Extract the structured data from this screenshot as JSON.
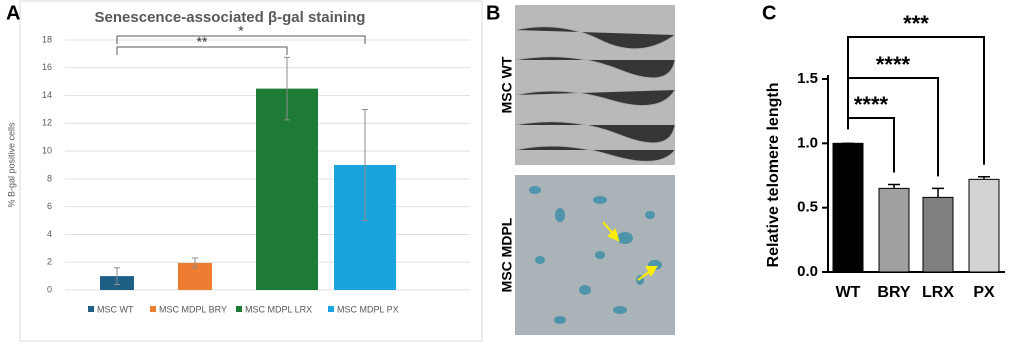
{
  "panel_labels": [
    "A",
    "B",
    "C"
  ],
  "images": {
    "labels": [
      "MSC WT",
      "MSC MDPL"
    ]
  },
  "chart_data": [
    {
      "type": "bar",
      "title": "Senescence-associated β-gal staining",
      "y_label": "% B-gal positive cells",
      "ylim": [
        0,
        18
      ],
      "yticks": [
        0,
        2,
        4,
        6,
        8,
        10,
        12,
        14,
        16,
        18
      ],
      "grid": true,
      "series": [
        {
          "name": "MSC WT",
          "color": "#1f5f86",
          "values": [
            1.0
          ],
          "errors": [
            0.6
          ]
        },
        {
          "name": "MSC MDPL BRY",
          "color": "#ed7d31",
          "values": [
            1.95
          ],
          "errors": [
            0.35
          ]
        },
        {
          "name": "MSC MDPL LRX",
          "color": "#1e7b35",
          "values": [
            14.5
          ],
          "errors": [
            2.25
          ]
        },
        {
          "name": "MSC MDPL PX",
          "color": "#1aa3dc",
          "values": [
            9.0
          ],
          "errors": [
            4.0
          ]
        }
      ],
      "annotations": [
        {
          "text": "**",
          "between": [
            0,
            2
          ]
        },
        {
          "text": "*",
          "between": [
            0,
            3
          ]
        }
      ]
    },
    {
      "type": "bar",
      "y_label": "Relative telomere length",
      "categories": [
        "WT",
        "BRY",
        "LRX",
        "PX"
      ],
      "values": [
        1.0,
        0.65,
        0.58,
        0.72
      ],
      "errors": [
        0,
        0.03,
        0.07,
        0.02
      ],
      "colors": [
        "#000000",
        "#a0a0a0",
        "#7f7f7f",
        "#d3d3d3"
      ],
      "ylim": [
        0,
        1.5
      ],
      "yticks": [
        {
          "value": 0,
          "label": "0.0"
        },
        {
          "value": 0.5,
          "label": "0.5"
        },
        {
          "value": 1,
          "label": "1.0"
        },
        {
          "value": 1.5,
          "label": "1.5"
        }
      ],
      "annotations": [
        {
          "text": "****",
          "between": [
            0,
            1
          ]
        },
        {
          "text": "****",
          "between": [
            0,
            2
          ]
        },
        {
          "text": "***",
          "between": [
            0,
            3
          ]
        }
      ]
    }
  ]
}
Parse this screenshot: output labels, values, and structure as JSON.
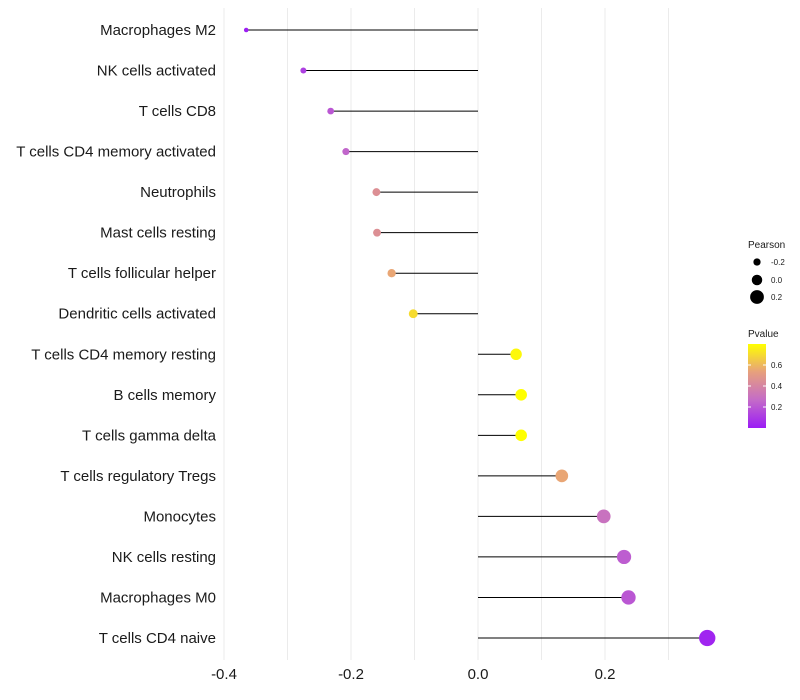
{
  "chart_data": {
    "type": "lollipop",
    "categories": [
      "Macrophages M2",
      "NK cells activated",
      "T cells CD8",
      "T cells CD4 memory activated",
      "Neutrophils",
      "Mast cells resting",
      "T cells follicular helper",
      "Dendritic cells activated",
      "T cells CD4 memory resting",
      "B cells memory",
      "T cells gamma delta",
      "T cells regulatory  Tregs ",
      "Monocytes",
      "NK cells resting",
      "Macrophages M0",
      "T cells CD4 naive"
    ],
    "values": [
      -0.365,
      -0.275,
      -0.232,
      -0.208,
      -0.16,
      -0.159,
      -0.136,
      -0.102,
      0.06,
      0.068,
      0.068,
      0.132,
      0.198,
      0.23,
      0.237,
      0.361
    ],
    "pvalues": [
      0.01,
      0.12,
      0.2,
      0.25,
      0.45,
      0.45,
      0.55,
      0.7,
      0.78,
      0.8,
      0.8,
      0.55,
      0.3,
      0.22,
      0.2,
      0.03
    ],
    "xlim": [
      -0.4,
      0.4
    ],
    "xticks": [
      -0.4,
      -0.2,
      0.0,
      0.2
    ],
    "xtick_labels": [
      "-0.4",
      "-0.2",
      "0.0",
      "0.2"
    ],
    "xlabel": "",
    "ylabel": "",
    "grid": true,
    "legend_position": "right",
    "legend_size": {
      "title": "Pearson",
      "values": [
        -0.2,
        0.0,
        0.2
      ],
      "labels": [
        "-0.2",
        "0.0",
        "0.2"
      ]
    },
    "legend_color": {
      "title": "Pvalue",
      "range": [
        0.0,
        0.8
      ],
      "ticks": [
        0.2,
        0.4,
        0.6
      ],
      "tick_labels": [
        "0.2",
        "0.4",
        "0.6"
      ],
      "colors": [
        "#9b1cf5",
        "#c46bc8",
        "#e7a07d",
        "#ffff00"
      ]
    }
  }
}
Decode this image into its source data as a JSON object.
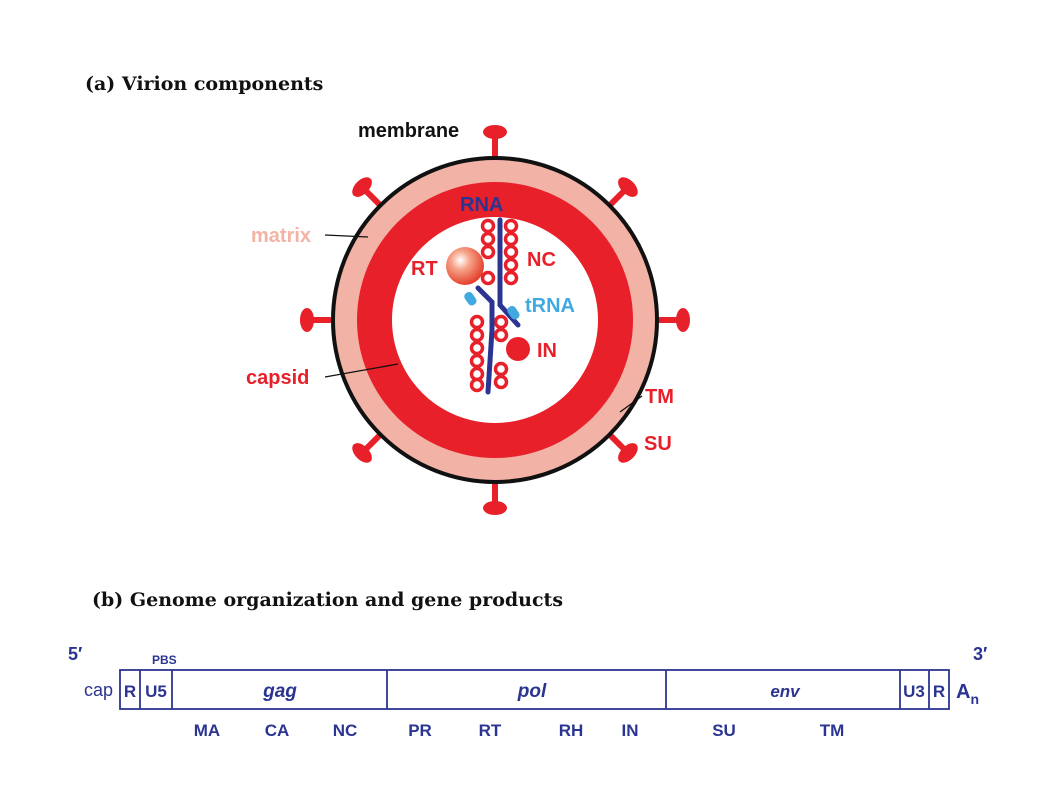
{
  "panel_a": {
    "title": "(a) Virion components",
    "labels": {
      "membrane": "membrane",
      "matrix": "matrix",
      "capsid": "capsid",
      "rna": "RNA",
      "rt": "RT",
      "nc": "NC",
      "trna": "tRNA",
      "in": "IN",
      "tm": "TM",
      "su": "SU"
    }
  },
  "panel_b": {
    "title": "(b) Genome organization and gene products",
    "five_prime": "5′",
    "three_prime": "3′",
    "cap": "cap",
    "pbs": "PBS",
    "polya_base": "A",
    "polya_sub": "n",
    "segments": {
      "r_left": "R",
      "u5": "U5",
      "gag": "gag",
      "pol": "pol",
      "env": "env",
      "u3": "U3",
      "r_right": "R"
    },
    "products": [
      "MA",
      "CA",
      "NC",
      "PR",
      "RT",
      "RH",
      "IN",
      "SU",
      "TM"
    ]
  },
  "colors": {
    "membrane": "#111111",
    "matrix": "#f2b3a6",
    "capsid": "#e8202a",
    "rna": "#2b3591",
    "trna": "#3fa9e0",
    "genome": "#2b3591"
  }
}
====
◆ ASSIGNMENT ◆
Copy the whole of the material above exactly, and exclude every picture.

◆ RESULT BELOW ◆
Extract the structured data from this screenshot as JSON.
{
  "panel_labels": [
    "A",
    "B",
    "C"
  ],
  "images": {
    "labels": [
      "MSC WT",
      "MSC MDPL"
    ]
  },
  "chart_data": [
    {
      "type": "bar",
      "title": "Senescence-associated β-gal staining",
      "y_label": "% B-gal positive cells",
      "ylim": [
        0,
        18
      ],
      "yticks": [
        0,
        2,
        4,
        6,
        8,
        10,
        12,
        14,
        16,
        18
      ],
      "grid": true,
      "series": [
        {
          "name": "MSC WT",
          "color": "#1f5f86",
          "values": [
            1.0
          ],
          "errors": [
            0.6
          ]
        },
        {
          "name": "MSC MDPL BRY",
          "color": "#ed7d31",
          "values": [
            1.95
          ],
          "errors": [
            0.35
          ]
        },
        {
          "name": "MSC MDPL LRX",
          "color": "#1e7b35",
          "values": [
            14.5
          ],
          "errors": [
            2.25
          ]
        },
        {
          "name": "MSC MDPL PX",
          "color": "#1aa3dc",
          "values": [
            9.0
          ],
          "errors": [
            4.0
          ]
        }
      ],
      "annotations": [
        {
          "text": "**",
          "between": [
            0,
            2
          ]
        },
        {
          "text": "*",
          "between": [
            0,
            3
          ]
        }
      ]
    },
    {
      "type": "bar",
      "y_label": "Relative telomere length",
      "categories": [
        "WT",
        "BRY",
        "LRX",
        "PX"
      ],
      "values": [
        1.0,
        0.65,
        0.58,
        0.72
      ],
      "errors": [
        0,
        0.03,
        0.07,
        0.02
      ],
      "colors": [
        "#000000",
        "#a0a0a0",
        "#7f7f7f",
        "#d3d3d3"
      ],
      "ylim": [
        0,
        1.5
      ],
      "yticks": [
        {
          "value": 0,
          "label": "0.0"
        },
        {
          "value": 0.5,
          "label": "0.5"
        },
        {
          "value": 1,
          "label": "1.0"
        },
        {
          "value": 1.5,
          "label": "1.5"
        }
      ],
      "annotations": [
        {
          "text": "****",
          "between": [
            0,
            1
          ]
        },
        {
          "text": "****",
          "between": [
            0,
            2
          ]
        },
        {
          "text": "***",
          "between": [
            0,
            3
          ]
        }
      ]
    }
  ]
}
Parse this screenshot: output labels, values, and structure as JSON.
{
  "chart_data": {
    "type": "lollipop",
    "categories": [
      "Macrophages M2",
      "NK cells activated",
      "T cells CD8",
      "T cells CD4 memory activated",
      "Neutrophils",
      "Mast cells resting",
      "T cells follicular helper",
      "Dendritic cells activated",
      "T cells CD4 memory resting",
      "B cells memory",
      "T cells gamma delta",
      "T cells regulatory  Tregs ",
      "Monocytes",
      "NK cells resting",
      "Macrophages M0",
      "T cells CD4 naive"
    ],
    "values": [
      -0.365,
      -0.275,
      -0.232,
      -0.208,
      -0.16,
      -0.159,
      -0.136,
      -0.102,
      0.06,
      0.068,
      0.068,
      0.132,
      0.198,
      0.23,
      0.237,
      0.361
    ],
    "pvalues": [
      0.01,
      0.12,
      0.2,
      0.25,
      0.45,
      0.45,
      0.55,
      0.7,
      0.78,
      0.8,
      0.8,
      0.55,
      0.3,
      0.22,
      0.2,
      0.03
    ],
    "xlim": [
      -0.4,
      0.4
    ],
    "xticks": [
      -0.4,
      -0.2,
      0.0,
      0.2
    ],
    "xtick_labels": [
      "-0.4",
      "-0.2",
      "0.0",
      "0.2"
    ],
    "xlabel": "",
    "ylabel": "",
    "grid": true,
    "legend_position": "right",
    "legend_size": {
      "title": "Pearson",
      "values": [
        -0.2,
        0.0,
        0.2
      ],
      "labels": [
        "-0.2",
        "0.0",
        "0.2"
      ]
    },
    "legend_color": {
      "title": "Pvalue",
      "range": [
        0.0,
        0.8
      ],
      "ticks": [
        0.2,
        0.4,
        0.6
      ],
      "tick_labels": [
        "0.2",
        "0.4",
        "0.6"
      ],
      "colors": [
        "#9b1cf5",
        "#c46bc8",
        "#e7a07d",
        "#ffff00"
      ]
    }
  }
}
Decode this image into its source data as a JSON object.
{
  "panel_a": {
    "title": "(a) Virion components",
    "labels": {
      "membrane": "membrane",
      "matrix": "matrix",
      "capsid": "capsid",
      "rna": "RNA",
      "rt": "RT",
      "nc": "NC",
      "trna": "tRNA",
      "in": "IN",
      "tm": "TM",
      "su": "SU"
    }
  },
  "panel_b": {
    "title": "(b) Genome organization and gene products",
    "five_prime": "5′",
    "three_prime": "3′",
    "cap": "cap",
    "pbs": "PBS",
    "polya_base": "A",
    "polya_sub": "n",
    "segments": {
      "r_left": "R",
      "u5": "U5",
      "gag": "gag",
      "pol": "pol",
      "env": "env",
      "u3": "U3",
      "r_right": "R"
    },
    "products": [
      "MA",
      "CA",
      "NC",
      "PR",
      "RT",
      "RH",
      "IN",
      "SU",
      "TM"
    ]
  },
  "colors": {
    "membrane": "#111111",
    "matrix": "#f2b3a6",
    "capsid": "#e8202a",
    "rna": "#2b3591",
    "trna": "#3fa9e0",
    "genome": "#2b3591"
  }
}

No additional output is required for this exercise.